▼▼▼

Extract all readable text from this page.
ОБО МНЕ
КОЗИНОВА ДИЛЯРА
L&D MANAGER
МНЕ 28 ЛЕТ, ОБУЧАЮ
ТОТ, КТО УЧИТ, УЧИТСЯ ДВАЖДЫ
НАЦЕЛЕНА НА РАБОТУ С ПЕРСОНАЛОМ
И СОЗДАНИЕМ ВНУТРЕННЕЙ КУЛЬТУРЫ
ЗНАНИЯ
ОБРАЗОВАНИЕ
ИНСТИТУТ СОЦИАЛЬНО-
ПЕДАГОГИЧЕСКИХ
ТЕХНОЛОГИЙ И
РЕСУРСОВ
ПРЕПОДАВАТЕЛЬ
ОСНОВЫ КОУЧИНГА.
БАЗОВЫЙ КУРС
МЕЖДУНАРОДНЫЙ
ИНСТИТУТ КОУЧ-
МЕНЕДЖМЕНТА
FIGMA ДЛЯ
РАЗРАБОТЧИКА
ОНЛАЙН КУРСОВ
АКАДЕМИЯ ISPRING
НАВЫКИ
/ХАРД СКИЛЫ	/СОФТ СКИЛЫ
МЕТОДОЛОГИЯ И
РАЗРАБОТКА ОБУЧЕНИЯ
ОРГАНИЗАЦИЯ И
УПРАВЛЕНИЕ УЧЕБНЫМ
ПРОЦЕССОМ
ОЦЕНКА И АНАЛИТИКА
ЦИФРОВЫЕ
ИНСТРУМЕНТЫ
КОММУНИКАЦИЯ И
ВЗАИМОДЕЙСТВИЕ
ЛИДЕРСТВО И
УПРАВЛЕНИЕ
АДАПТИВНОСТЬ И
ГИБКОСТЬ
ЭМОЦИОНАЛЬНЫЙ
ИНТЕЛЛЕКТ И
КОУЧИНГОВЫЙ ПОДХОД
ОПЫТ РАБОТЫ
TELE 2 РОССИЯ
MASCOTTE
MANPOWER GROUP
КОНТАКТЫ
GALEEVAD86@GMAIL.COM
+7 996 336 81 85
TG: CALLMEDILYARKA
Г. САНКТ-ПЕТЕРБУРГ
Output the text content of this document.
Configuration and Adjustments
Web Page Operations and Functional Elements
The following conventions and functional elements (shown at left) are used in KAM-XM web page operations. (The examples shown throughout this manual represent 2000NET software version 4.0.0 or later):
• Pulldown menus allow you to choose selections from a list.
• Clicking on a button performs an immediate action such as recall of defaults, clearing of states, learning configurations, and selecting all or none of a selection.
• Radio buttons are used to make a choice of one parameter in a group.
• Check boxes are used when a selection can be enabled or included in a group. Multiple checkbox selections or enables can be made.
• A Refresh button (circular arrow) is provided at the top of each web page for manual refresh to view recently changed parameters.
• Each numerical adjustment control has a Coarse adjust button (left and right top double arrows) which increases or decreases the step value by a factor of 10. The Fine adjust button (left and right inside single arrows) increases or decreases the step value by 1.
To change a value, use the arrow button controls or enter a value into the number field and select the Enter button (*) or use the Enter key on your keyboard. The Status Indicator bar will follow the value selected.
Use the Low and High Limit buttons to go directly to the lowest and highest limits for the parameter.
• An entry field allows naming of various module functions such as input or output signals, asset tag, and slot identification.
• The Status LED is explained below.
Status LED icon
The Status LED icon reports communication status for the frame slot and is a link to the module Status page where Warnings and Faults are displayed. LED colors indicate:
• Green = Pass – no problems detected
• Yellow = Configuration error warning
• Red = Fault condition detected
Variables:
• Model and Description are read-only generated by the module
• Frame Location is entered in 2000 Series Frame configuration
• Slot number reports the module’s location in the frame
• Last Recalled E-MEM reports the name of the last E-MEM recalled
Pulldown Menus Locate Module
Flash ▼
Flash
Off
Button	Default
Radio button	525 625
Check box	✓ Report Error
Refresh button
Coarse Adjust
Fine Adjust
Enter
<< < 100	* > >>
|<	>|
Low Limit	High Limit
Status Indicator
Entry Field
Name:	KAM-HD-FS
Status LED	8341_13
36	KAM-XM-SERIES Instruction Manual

▲▲▲

What is required:
Look for the word "Check" and return every line where it occurs.

Task response:
• Check boxes are used when a selection can be enabled or included in a group. Multiple checkbox selections or enables can be made.
Check box	✓ Report Error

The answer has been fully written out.